* [Given instruction]: Everything from the line containing "Extract all readable text from this page." through the last line of the records below should be printed exactly, please, and nothing else.

* [Some records]:
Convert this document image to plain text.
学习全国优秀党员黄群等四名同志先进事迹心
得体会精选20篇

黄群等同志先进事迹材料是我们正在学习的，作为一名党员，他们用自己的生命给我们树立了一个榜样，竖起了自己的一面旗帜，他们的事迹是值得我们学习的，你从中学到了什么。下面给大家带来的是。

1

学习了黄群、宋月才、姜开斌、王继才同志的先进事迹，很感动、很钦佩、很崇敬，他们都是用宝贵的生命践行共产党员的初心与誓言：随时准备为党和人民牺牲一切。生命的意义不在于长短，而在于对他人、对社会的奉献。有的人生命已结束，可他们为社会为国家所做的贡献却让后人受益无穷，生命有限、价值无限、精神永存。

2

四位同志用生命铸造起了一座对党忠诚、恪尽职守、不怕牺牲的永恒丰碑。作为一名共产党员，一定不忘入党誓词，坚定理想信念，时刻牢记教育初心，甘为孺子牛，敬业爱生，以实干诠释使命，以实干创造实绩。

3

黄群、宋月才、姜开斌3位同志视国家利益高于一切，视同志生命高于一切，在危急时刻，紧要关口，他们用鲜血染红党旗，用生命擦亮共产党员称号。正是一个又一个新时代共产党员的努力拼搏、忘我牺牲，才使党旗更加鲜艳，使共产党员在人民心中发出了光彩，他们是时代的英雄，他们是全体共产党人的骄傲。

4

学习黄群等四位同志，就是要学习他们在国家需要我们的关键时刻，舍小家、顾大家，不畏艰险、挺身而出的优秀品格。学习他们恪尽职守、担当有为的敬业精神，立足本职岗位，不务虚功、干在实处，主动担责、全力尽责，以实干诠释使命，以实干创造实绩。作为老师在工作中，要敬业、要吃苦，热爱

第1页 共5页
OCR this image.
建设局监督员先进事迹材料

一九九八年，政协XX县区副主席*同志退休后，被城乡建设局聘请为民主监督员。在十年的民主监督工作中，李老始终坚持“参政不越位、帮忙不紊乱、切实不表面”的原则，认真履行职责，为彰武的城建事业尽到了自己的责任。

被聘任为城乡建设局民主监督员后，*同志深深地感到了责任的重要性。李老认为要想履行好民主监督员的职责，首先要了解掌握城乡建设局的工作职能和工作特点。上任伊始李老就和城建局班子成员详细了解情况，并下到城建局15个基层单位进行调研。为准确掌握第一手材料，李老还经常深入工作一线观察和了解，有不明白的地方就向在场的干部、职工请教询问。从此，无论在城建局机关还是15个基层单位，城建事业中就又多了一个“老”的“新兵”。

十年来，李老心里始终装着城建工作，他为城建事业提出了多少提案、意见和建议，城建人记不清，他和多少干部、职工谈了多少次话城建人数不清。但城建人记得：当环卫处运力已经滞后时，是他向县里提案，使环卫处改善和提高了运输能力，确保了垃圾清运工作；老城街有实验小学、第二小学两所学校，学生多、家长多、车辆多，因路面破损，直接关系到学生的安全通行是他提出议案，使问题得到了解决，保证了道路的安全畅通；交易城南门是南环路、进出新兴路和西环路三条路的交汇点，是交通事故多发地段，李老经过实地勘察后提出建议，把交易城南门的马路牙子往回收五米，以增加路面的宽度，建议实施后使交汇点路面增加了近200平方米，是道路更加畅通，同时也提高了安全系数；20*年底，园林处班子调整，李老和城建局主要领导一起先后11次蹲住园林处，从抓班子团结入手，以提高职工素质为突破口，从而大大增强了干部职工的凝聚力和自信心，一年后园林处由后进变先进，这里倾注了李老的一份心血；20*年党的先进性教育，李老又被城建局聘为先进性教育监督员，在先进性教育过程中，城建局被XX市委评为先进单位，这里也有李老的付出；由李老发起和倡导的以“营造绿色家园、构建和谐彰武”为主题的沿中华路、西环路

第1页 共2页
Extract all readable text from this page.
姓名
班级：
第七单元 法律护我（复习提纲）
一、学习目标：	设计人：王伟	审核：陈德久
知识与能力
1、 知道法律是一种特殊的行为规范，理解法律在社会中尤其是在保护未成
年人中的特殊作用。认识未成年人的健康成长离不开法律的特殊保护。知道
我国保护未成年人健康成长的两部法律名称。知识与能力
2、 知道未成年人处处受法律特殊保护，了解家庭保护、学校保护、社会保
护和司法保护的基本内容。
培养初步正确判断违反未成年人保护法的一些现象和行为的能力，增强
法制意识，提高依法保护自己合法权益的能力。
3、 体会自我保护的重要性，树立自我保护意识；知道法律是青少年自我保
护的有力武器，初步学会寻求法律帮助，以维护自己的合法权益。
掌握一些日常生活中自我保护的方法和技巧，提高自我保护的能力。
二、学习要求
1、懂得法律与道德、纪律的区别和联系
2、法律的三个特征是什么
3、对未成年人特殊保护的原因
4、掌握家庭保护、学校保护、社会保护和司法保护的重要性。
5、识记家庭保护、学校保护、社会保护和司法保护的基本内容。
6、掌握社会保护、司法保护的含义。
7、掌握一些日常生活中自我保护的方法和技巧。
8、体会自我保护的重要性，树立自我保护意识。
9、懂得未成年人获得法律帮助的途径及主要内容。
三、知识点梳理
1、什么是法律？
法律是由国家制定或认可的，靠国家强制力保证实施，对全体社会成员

* [Final result]:
Extract all readable text from this page.
姓名
班级：
第七单元 法律护我（复习提纲）
一、学习目标：	设计人：王伟	审核：陈德久
知识与能力
1、 知道法律是一种特殊的行为规范，理解法律在社会中尤其是在保护未成
年人中的特殊作用。认识未成年人的健康成长离不开法律的特殊保护。知道
我国保护未成年人健康成长的两部法律名称。知识与能力
2、 知道未成年人处处受法律特殊保护，了解家庭保护、学校保护、社会保
护和司法保护的基本内容。
培养初步正确判断违反未成年人保护法的一些现象和行为的能力，增强
法制意识，提高依法保护自己合法权益的能力。
3、 体会自我保护的重要性，树立自我保护意识；知道法律是青少年自我保
护的有力武器，初步学会寻求法律帮助，以维护自己的合法权益。
掌握一些日常生活中自我保护的方法和技巧，提高自我保护的能力。
二、学习要求
1、懂得法律与道德、纪律的区别和联系
2、法律的三个特征是什么
3、对未成年人特殊保护的原因
4、掌握家庭保护、学校保护、社会保护和司法保护的重要性。
5、识记家庭保护、学校保护、社会保护和司法保护的基本内容。
6、掌握社会保护、司法保护的含义。
7、掌握一些日常生活中自我保护的方法和技巧。
8、体会自我保护的重要性，树立自我保护意识。
9、懂得未成年人获得法律帮助的途径及主要内容。
三、知识点梳理
1、什么是法律？
法律是由国家制定或认可的，靠国家强制力保证实施，对全体社会成员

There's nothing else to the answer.